> [Problem statement]: Show every row below that contains the string "Mean", copying each one in full.

> [Excerpted data]:
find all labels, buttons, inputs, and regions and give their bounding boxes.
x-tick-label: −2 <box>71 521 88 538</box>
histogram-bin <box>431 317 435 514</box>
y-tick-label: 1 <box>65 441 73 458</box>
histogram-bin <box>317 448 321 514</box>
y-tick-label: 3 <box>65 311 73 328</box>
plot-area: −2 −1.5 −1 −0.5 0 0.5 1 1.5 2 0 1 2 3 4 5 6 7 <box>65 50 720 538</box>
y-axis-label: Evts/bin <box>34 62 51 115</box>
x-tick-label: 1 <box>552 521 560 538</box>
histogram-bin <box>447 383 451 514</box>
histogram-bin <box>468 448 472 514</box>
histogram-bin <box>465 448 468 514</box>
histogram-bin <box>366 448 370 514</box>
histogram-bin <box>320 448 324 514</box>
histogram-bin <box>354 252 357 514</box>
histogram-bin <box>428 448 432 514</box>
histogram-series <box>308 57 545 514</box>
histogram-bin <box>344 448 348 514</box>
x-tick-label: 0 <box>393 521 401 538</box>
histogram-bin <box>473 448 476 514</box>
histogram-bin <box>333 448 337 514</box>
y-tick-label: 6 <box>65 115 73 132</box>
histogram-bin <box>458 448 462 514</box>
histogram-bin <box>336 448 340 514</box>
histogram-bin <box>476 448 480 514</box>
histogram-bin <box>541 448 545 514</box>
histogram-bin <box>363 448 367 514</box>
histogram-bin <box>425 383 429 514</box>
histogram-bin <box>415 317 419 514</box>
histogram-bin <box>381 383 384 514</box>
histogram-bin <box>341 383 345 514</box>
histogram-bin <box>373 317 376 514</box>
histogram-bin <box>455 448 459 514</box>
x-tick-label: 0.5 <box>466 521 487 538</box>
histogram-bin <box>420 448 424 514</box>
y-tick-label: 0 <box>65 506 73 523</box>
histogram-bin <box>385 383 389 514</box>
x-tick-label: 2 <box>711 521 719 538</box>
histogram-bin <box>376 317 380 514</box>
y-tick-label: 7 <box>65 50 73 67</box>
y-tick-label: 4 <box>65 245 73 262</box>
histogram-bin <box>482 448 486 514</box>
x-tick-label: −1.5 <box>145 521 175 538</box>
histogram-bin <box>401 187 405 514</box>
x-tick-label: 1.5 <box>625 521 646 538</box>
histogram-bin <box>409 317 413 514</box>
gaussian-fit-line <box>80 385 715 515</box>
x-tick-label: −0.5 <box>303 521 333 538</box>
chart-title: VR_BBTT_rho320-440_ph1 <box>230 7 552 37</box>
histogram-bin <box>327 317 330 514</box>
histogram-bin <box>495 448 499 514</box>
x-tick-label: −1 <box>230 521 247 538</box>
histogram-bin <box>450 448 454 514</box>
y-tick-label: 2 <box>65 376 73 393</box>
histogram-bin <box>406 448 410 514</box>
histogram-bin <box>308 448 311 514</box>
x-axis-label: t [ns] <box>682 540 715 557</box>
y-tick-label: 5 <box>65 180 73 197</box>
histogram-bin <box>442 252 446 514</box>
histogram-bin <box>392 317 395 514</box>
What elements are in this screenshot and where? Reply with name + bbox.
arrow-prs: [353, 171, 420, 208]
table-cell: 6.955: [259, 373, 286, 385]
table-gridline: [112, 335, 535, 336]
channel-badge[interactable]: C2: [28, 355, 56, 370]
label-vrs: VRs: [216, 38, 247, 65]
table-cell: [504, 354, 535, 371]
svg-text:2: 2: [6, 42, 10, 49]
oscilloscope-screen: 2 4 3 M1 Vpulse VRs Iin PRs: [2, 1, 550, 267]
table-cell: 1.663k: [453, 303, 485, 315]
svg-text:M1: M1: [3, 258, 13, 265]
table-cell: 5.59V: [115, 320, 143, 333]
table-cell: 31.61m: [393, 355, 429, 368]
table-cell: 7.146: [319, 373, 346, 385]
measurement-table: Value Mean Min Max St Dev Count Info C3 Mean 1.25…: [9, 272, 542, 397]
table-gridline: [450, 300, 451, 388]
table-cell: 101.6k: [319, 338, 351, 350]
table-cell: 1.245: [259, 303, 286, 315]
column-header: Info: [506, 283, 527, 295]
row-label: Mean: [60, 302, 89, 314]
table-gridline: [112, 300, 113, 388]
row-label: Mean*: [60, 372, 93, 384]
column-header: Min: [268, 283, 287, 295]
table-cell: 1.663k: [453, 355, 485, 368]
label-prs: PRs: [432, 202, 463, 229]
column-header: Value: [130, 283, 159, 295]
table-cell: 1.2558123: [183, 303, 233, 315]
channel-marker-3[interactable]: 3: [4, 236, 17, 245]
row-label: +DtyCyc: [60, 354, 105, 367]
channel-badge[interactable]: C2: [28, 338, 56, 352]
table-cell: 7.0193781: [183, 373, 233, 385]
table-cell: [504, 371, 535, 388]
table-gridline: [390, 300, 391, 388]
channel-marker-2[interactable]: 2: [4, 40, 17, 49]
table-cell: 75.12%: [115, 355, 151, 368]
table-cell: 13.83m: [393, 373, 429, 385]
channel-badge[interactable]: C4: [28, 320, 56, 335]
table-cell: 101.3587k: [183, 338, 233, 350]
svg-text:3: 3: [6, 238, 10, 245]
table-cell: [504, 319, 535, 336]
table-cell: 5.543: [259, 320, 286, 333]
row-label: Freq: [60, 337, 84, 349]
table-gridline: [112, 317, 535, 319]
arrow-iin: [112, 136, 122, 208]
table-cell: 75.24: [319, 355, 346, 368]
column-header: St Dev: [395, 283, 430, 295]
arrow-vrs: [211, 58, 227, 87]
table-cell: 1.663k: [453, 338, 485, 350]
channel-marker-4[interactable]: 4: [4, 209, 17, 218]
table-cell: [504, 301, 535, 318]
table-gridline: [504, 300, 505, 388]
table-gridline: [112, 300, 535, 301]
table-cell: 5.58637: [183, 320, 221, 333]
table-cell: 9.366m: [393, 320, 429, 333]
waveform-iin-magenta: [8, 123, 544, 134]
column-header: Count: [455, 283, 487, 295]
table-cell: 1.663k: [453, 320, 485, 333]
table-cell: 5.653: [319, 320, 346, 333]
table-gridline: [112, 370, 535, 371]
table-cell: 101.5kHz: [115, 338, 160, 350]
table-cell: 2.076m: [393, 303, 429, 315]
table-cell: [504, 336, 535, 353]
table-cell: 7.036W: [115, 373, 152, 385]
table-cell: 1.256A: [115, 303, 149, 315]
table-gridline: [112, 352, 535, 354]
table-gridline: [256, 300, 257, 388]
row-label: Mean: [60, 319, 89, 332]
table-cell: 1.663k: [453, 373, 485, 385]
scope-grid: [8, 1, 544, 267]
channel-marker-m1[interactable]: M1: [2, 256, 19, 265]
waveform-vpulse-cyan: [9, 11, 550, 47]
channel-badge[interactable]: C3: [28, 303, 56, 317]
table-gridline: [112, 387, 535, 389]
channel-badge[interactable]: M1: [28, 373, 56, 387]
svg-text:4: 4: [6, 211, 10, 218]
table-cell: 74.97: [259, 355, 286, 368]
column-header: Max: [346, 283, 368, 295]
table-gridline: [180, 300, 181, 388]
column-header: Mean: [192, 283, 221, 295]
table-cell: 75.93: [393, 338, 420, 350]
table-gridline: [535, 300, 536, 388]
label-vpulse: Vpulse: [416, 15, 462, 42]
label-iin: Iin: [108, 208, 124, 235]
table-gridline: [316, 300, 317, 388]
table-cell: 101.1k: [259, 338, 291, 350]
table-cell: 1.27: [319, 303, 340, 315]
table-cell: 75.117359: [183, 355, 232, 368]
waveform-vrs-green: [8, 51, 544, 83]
* * *
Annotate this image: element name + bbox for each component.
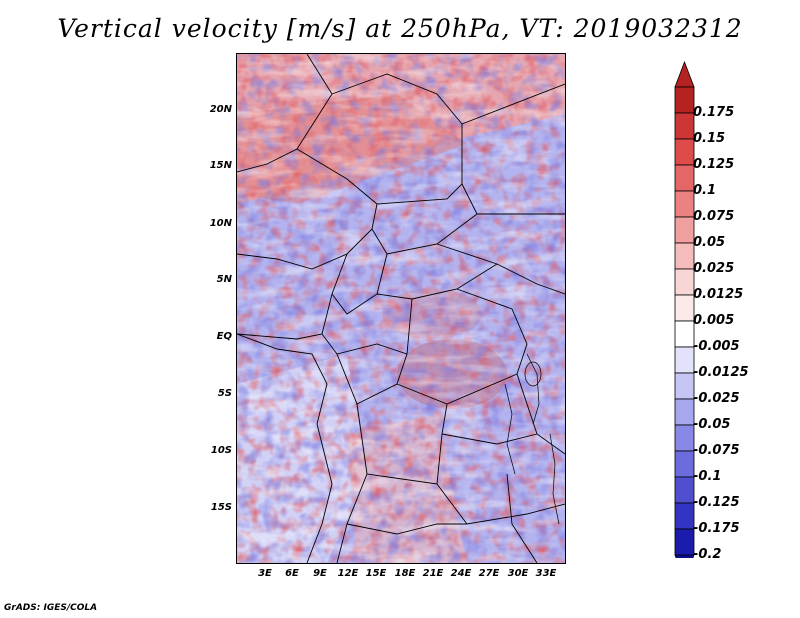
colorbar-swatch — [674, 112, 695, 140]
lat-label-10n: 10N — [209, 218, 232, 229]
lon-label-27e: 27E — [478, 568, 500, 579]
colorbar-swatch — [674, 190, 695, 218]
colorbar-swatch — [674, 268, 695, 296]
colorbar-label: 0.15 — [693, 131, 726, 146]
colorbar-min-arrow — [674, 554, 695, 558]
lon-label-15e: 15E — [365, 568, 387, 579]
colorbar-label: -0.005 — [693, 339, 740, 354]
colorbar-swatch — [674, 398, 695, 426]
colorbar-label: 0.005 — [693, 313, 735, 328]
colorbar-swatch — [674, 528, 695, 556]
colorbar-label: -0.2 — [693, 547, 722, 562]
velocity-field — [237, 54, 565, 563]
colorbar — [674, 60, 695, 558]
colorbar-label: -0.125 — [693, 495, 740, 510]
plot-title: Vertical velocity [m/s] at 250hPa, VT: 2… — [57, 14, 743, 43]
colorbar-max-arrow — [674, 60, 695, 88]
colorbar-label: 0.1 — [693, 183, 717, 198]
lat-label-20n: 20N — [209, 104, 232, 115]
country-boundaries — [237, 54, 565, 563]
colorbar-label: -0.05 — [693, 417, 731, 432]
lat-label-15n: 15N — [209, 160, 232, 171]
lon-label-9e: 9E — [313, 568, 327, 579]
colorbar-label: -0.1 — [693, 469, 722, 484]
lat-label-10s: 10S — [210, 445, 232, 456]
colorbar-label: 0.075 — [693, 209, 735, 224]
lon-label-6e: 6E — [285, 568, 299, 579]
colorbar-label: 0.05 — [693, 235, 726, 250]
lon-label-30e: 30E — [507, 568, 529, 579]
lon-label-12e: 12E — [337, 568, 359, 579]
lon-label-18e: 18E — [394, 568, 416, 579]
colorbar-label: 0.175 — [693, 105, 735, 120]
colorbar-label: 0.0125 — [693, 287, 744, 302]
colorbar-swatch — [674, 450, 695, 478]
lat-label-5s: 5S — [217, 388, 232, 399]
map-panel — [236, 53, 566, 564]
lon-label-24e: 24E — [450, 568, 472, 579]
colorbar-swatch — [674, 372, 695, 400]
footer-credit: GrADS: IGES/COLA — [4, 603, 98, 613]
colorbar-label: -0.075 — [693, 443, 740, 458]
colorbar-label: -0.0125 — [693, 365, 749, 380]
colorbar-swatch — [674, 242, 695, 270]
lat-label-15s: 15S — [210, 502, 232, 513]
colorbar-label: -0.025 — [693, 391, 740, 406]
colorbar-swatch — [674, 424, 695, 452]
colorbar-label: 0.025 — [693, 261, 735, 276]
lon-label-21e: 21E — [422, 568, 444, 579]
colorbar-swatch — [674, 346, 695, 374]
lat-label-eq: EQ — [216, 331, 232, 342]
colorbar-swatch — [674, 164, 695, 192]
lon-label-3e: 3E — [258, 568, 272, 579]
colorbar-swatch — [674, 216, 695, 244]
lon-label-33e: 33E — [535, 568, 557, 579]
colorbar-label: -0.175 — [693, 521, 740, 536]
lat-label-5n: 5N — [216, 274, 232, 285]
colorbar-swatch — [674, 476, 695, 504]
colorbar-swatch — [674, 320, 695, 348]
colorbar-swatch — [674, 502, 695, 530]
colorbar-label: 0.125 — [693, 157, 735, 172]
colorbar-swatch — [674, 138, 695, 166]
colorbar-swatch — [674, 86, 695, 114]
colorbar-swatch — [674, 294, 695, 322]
--
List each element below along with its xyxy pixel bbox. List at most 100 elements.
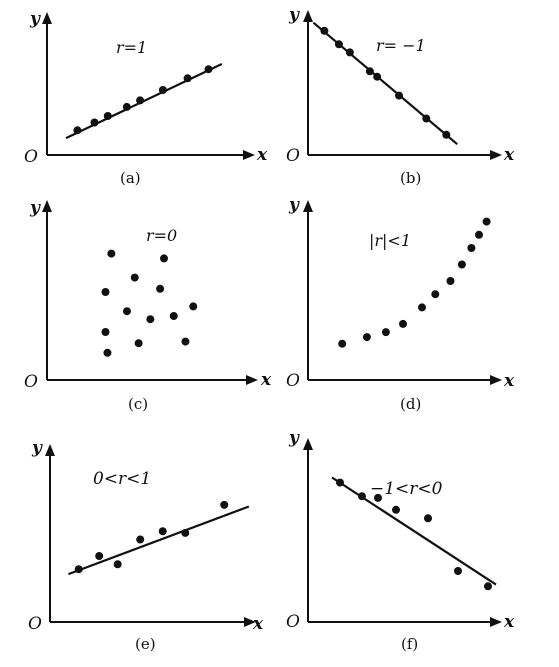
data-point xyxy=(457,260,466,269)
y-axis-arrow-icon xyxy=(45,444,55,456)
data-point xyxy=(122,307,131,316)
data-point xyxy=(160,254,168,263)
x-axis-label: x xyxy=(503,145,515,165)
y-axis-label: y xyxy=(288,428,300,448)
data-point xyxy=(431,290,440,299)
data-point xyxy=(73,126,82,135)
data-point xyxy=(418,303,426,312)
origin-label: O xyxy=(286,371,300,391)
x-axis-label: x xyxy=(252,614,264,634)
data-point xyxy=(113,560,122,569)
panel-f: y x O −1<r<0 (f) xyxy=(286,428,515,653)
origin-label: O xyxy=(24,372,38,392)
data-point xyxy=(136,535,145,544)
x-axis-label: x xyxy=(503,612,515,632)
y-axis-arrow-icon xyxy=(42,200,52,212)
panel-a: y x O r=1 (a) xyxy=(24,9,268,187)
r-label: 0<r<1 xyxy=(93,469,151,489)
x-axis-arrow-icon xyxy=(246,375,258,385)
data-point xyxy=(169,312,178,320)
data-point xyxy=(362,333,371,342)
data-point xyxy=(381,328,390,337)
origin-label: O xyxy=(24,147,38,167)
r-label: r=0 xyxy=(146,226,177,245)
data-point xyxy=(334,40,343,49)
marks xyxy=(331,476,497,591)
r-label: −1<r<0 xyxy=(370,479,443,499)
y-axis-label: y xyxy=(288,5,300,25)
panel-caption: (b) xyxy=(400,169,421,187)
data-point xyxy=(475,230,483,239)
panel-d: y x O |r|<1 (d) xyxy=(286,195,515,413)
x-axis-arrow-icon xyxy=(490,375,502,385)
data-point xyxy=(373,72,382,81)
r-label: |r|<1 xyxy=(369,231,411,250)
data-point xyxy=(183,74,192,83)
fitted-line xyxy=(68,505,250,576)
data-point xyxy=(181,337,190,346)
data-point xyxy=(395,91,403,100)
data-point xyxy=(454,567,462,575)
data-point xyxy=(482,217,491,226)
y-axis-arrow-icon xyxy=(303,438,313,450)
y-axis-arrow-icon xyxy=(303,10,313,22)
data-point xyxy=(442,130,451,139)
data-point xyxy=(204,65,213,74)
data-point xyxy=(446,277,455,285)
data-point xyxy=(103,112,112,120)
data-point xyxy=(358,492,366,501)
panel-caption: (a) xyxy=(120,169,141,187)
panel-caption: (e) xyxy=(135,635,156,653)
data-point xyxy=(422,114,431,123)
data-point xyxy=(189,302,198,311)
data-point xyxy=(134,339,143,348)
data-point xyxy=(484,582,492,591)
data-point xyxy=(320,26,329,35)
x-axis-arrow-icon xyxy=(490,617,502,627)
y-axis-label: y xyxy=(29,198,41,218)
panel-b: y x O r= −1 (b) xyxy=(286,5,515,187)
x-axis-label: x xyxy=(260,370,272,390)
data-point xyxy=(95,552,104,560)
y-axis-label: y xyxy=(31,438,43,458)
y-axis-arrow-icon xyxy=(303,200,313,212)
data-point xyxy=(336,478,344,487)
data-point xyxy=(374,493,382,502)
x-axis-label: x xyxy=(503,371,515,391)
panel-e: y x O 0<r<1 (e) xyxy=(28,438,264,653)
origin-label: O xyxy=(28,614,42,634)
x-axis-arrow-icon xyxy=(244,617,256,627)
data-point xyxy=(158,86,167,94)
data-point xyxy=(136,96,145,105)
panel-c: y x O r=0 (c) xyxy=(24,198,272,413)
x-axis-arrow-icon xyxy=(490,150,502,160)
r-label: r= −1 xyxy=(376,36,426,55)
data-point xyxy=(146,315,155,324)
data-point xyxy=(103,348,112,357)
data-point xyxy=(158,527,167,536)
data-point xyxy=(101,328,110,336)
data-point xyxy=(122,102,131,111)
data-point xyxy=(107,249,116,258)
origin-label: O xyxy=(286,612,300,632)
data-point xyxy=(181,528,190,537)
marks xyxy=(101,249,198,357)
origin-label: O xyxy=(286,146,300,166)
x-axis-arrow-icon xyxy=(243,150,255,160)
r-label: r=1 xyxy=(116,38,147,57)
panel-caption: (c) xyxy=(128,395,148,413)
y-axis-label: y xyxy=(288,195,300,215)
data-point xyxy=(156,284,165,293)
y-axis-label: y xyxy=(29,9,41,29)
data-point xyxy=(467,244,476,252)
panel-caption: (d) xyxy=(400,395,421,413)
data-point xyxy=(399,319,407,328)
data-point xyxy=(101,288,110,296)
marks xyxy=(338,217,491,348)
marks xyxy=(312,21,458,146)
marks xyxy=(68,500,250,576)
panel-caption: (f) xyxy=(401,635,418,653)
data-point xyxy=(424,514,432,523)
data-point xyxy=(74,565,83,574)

> [Solution for this task]:
measurement-table: Value Mean Min Max St Dev Count Info C3 Mean 1.25…: [9, 272, 542, 397]
row-label: Mean: [60, 302, 89, 314]
row-label: Mean*: [60, 372, 93, 384]
row-label: Mean: [60, 319, 89, 332]
column-header: Mean: [192, 283, 221, 295]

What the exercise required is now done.